## Request
Repeat verbatim each line from the line with "Read this page and output its text content." to the end of the entries. Pictures do not belong in the copy.

## Task data

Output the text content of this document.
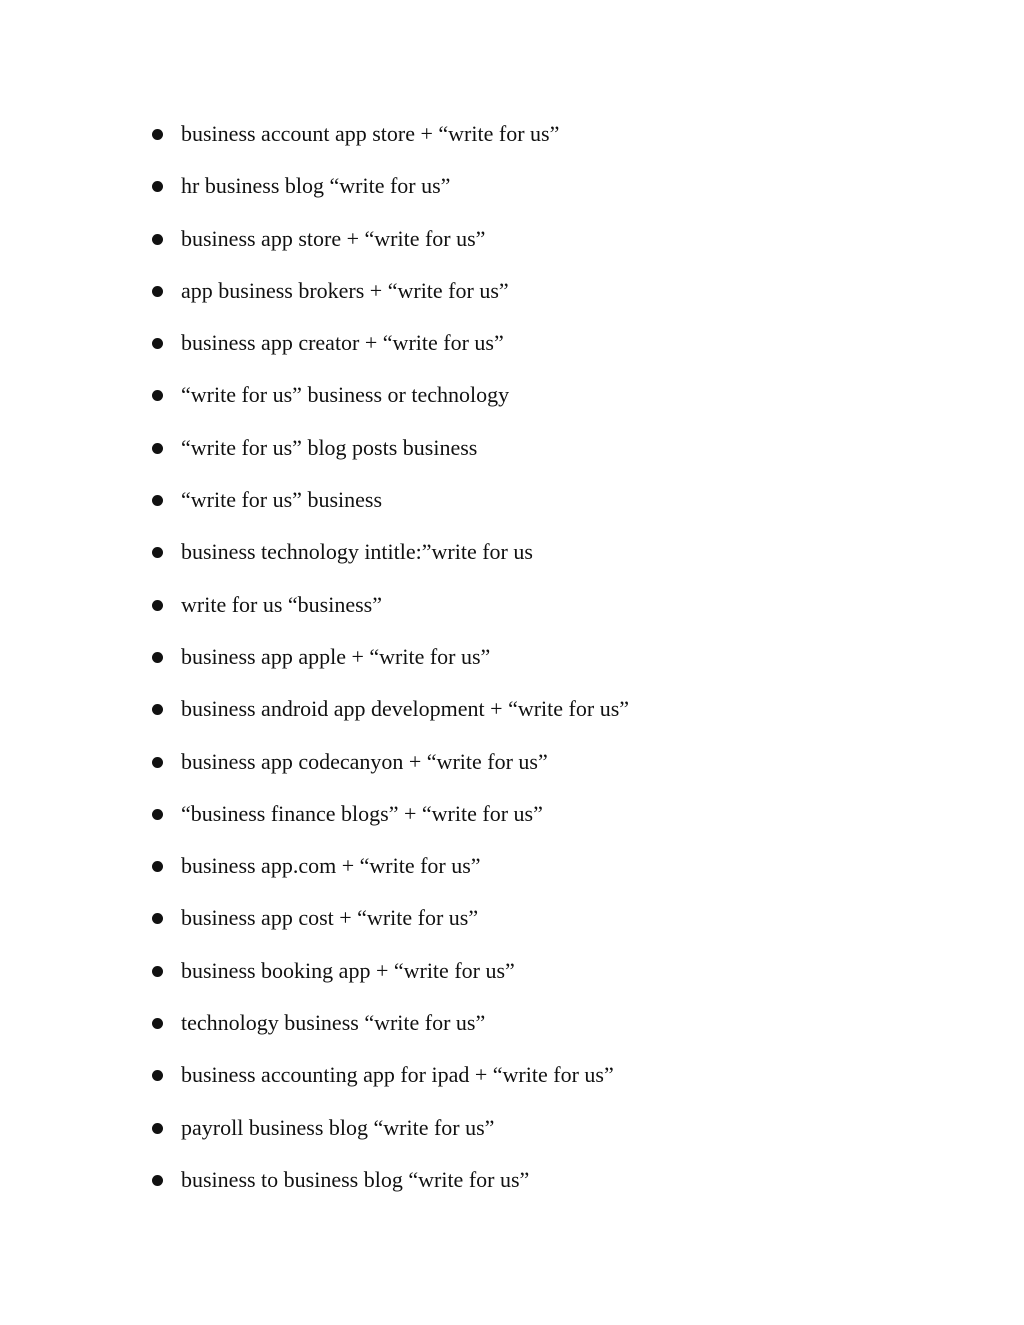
business account app store + “write for us”
hr business blog “write for us”
business app store + “write for us”
app business brokers + “write for us”
business app creator + “write for us”
“write for us” business or technology
“write for us” blog posts business
“write for us” business
business technology intitle:”write for us
write for us “business”
business app apple + “write for us”
business android app development + “write for us”
business app codecanyon + “write for us”
“business finance blogs” + “write for us”
business app.com + “write for us”
business app cost + “write for us”
business booking app + “write for us”
technology business “write for us”
business accounting app for ipad + “write for us”
payroll business blog “write for us”
business to business blog “write for us”
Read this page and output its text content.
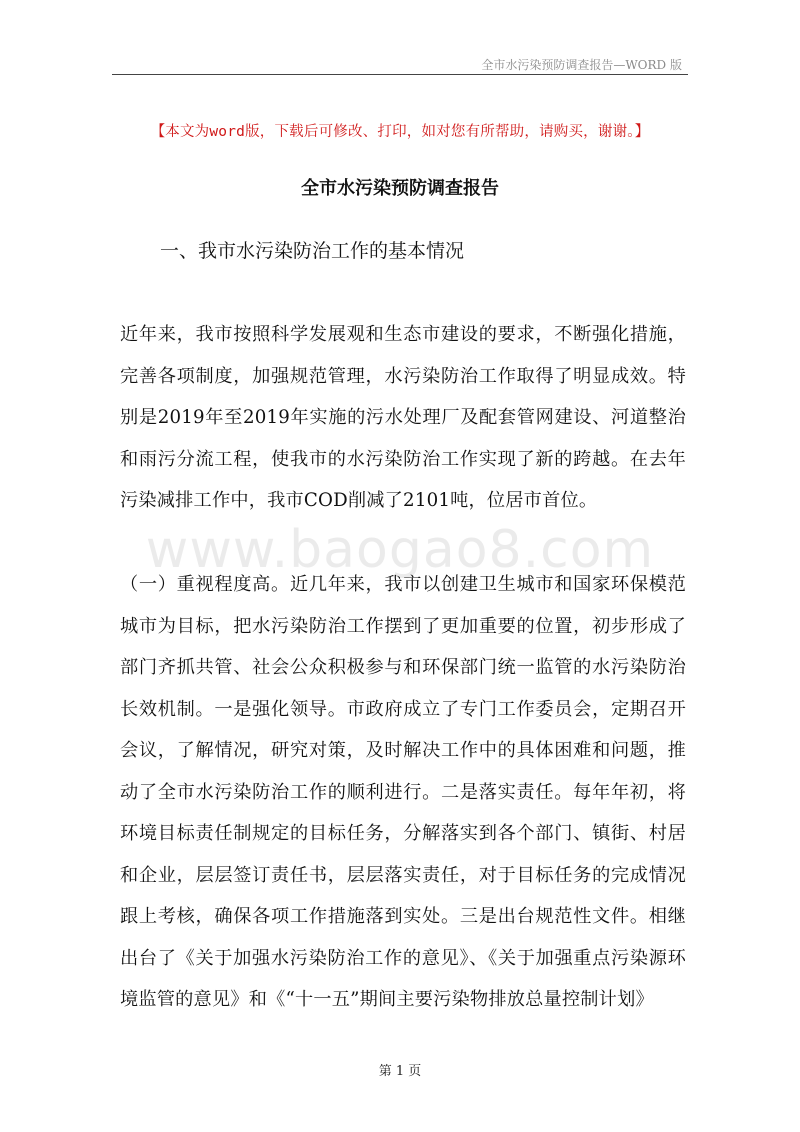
全市水污染预防调查报告—WORD 版
【本文为word版，下载后可修改、打印，如对您有所帮助，请购买，谢谢。】
全市水污染预防调查报告
一、我市水污染防治工作的基本情况

近年来，我市按照科学发展观和生态市建设的要求，不断强化措施，完善各项制度，加强规范管理，水污染防治工作取得了明显成效。特别是2019年至2019年实施的污水处理厂及配套管网建设、河道整治和雨污分流工程，使我市的水污染防治工作实现了新的跨越。在去年污染减排工作中，我市COD削减了2101吨，位居市首位。

www.baogao8.com

（一）重视程度高。近几年来，我市以创建卫生城市和国家环保模范城市为目标，把水污染防治工作摆到了更加重要的位置，初步形成了部门齐抓共管、社会公众积极参与和环保部门统一监管的水污染防治长效机制。一是强化领导。市政府成立了专门工作委员会，定期召开会议，了解情况，研究对策，及时解决工作中的具体困难和问题，推动了全市水污染防治工作的顺利进行。二是落实责任。每年年初，将环境目标责任制规定的目标任务，分解落实到各个部门、镇街、村居和企业，层层签订责任书，层层落实责任，对于目标任务的完成情况跟上考核，确保各项工作措施落到实处。三是出台规范性文件。相继出台了《关于加强水污染防治工作的意见》、《关于加强重点污染源环境监管的意见》和《“十一五”期间主要污染物排放总量控制计划》

第 1 页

## Answer to the task
Read this page and output its text content.
全市水污染预防调查报告—WORD 版
【本文为word版，下载后可修改、打印，如对您有所帮助，请购买，谢谢。】
全市水污染预防调查报告
一、我市水污染防治工作的基本情况

近年来，我市按照科学发展观和生态市建设的要求，不断强化措施，完善各项制度，加强规范管理，水污染防治工作取得了明显成效。特别是2019年至2019年实施的污水处理厂及配套管网建设、河道整治和雨污分流工程，使我市的水污染防治工作实现了新的跨越。在去年污染减排工作中，我市COD削减了2101吨，位居市首位。

www.baogao8.com

（一）重视程度高。近几年来，我市以创建卫生城市和国家环保模范城市为目标，把水污染防治工作摆到了更加重要的位置，初步形成了部门齐抓共管、社会公众积极参与和环保部门统一监管的水污染防治长效机制。一是强化领导。市政府成立了专门工作委员会，定期召开会议，了解情况，研究对策，及时解决工作中的具体困难和问题，推动了全市水污染防治工作的顺利进行。二是落实责任。每年年初，将环境目标责任制规定的目标任务，分解落实到各个部门、镇街、村居和企业，层层签订责任书，层层落实责任，对于目标任务的完成情况跟上考核，确保各项工作措施落到实处。三是出台规范性文件。相继出台了《关于加强水污染防治工作的意见》、《关于加强重点污染源环境监管的意见》和《“十一五”期间主要污染物排放总量控制计划》

第 1 页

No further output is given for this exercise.